* **Written task**: Quote the data below in full, please, without altering anything.

Data excerpts:
------------------------------------

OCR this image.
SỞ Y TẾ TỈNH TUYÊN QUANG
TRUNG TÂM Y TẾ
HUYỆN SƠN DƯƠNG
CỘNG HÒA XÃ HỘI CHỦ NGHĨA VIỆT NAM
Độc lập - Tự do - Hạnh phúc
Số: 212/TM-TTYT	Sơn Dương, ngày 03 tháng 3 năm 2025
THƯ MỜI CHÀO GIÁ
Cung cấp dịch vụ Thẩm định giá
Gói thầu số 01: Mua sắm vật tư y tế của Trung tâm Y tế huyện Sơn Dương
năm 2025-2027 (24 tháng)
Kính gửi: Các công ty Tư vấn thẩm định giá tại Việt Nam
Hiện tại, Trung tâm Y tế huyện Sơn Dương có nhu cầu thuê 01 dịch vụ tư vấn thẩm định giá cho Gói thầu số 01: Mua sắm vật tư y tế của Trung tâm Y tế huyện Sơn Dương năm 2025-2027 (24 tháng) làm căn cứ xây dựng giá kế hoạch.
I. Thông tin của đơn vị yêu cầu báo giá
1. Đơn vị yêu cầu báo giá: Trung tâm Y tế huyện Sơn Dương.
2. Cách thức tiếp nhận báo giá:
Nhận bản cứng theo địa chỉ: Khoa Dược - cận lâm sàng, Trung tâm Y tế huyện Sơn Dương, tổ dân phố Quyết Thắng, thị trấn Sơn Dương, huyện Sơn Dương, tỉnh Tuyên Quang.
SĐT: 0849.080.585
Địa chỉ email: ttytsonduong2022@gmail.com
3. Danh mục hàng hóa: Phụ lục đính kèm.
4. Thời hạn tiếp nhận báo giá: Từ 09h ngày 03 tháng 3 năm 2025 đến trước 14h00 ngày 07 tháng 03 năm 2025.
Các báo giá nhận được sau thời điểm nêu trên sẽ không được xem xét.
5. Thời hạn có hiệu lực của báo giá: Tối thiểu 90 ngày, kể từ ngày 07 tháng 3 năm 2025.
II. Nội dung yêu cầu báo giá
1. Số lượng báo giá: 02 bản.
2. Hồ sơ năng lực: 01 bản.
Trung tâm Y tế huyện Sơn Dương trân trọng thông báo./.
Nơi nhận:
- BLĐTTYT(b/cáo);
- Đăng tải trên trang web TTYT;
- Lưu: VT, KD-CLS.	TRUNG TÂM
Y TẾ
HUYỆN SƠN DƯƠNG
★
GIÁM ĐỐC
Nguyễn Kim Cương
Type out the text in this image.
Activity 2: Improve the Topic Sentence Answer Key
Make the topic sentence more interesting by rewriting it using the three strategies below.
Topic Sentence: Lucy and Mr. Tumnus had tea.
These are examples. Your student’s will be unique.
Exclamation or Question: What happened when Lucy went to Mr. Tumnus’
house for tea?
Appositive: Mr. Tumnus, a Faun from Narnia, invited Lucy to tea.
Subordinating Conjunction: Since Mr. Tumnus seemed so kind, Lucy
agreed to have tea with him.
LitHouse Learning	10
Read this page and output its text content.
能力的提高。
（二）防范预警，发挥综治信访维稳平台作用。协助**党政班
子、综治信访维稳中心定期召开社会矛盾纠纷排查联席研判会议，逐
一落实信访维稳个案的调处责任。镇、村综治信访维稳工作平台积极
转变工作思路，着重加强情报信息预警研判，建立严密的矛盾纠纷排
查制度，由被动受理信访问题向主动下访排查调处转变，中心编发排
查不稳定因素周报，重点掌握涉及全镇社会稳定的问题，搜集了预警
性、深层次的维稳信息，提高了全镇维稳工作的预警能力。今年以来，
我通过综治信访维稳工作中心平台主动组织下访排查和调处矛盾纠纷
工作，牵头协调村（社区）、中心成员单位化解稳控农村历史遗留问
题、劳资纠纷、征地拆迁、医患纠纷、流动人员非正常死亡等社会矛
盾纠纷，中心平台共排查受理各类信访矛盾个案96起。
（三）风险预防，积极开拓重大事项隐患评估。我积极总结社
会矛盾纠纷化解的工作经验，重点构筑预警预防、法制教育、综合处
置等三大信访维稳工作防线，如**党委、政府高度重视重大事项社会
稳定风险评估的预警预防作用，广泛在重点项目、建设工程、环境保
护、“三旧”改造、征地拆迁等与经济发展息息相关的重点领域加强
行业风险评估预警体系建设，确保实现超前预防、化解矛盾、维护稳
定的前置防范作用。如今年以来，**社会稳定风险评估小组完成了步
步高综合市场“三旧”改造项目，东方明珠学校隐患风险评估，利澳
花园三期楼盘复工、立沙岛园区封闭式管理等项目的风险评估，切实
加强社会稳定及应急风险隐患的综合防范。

------------------------------------

* **Full output**:
OCR this image.
SỞ Y TẾ TỈNH TUYÊN QUANG
TRUNG TÂM Y TẾ
HUYỆN SƠN DƯƠNG
CỘNG HÒA XÃ HỘI CHỦ NGHĨA VIỆT NAM
Độc lập - Tự do - Hạnh phúc
Số: 212/TM-TTYT	Sơn Dương, ngày 03 tháng 3 năm 2025
THƯ MỜI CHÀO GIÁ
Cung cấp dịch vụ Thẩm định giá
Gói thầu số 01: Mua sắm vật tư y tế của Trung tâm Y tế huyện Sơn Dương
năm 2025-2027 (24 tháng)
Kính gửi: Các công ty Tư vấn thẩm định giá tại Việt Nam
Hiện tại, Trung tâm Y tế huyện Sơn Dương có nhu cầu thuê 01 dịch vụ tư vấn thẩm định giá cho Gói thầu số 01: Mua sắm vật tư y tế của Trung tâm Y tế huyện Sơn Dương năm 2025-2027 (24 tháng) làm căn cứ xây dựng giá kế hoạch.
I. Thông tin của đơn vị yêu cầu báo giá
1. Đơn vị yêu cầu báo giá: Trung tâm Y tế huyện Sơn Dương.
2. Cách thức tiếp nhận báo giá:
Nhận bản cứng theo địa chỉ: Khoa Dược - cận lâm sàng, Trung tâm Y tế huyện Sơn Dương, tổ dân phố Quyết Thắng, thị trấn Sơn Dương, huyện Sơn Dương, tỉnh Tuyên Quang.
SĐT: 0849.080.585
Địa chỉ email: ttytsonduong2022@gmail.com
3. Danh mục hàng hóa: Phụ lục đính kèm.
4. Thời hạn tiếp nhận báo giá: Từ 09h ngày 03 tháng 3 năm 2025 đến trước 14h00 ngày 07 tháng 03 năm 2025.
Các báo giá nhận được sau thời điểm nêu trên sẽ không được xem xét.
5. Thời hạn có hiệu lực của báo giá: Tối thiểu 90 ngày, kể từ ngày 07 tháng 3 năm 2025.
II. Nội dung yêu cầu báo giá
1. Số lượng báo giá: 02 bản.
2. Hồ sơ năng lực: 01 bản.
Trung tâm Y tế huyện Sơn Dương trân trọng thông báo./.
Nơi nhận:
- BLĐTTYT(b/cáo);
- Đăng tải trên trang web TTYT;
- Lưu: VT, KD-CLS.	TRUNG TÂM
Y TẾ
HUYỆN SƠN DƯƠNG
★
GIÁM ĐỐC
Nguyễn Kim Cương
Type out the text in this image.
Activity 2: Improve the Topic Sentence Answer Key
Make the topic sentence more interesting by rewriting it using the three strategies below.
Topic Sentence: Lucy and Mr. Tumnus had tea.
These are examples. Your student’s will be unique.
Exclamation or Question: What happened when Lucy went to Mr. Tumnus’
house for tea?
Appositive: Mr. Tumnus, a Faun from Narnia, invited Lucy to tea.
Subordinating Conjunction: Since Mr. Tumnus seemed so kind, Lucy
agreed to have tea with him.
LitHouse Learning	10
Read this page and output its text content.
能力的提高。
（二）防范预警，发挥综治信访维稳平台作用。协助**党政班
子、综治信访维稳中心定期召开社会矛盾纠纷排查联席研判会议，逐
一落实信访维稳个案的调处责任。镇、村综治信访维稳工作平台积极
转变工作思路，着重加强情报信息预警研判，建立严密的矛盾纠纷排
查制度，由被动受理信访问题向主动下访排查调处转变，中心编发排
查不稳定因素周报，重点掌握涉及全镇社会稳定的问题，搜集了预警
性、深层次的维稳信息，提高了全镇维稳工作的预警能力。今年以来，
我通过综治信访维稳工作中心平台主动组织下访排查和调处矛盾纠纷
工作，牵头协调村（社区）、中心成员单位化解稳控农村历史遗留问
题、劳资纠纷、征地拆迁、医患纠纷、流动人员非正常死亡等社会矛
盾纠纷，中心平台共排查受理各类信访矛盾个案96起。
（三）风险预防，积极开拓重大事项隐患评估。我积极总结社
会矛盾纠纷化解的工作经验，重点构筑预警预防、法制教育、综合处
置等三大信访维稳工作防线，如**党委、政府高度重视重大事项社会
稳定风险评估的预警预防作用，广泛在重点项目、建设工程、环境保
护、“三旧”改造、征地拆迁等与经济发展息息相关的重点领域加强
行业风险评估预警体系建设，确保实现超前预防、化解矛盾、维护稳
定的前置防范作用。如今年以来，**社会稳定风险评估小组完成了步
步高综合市场“三旧”改造项目，东方明珠学校隐患风险评估，利澳
花园三期楼盘复工、立沙岛园区封闭式管理等项目的风险评估，切实
加强社会稳定及应急风险隐患的综合防范。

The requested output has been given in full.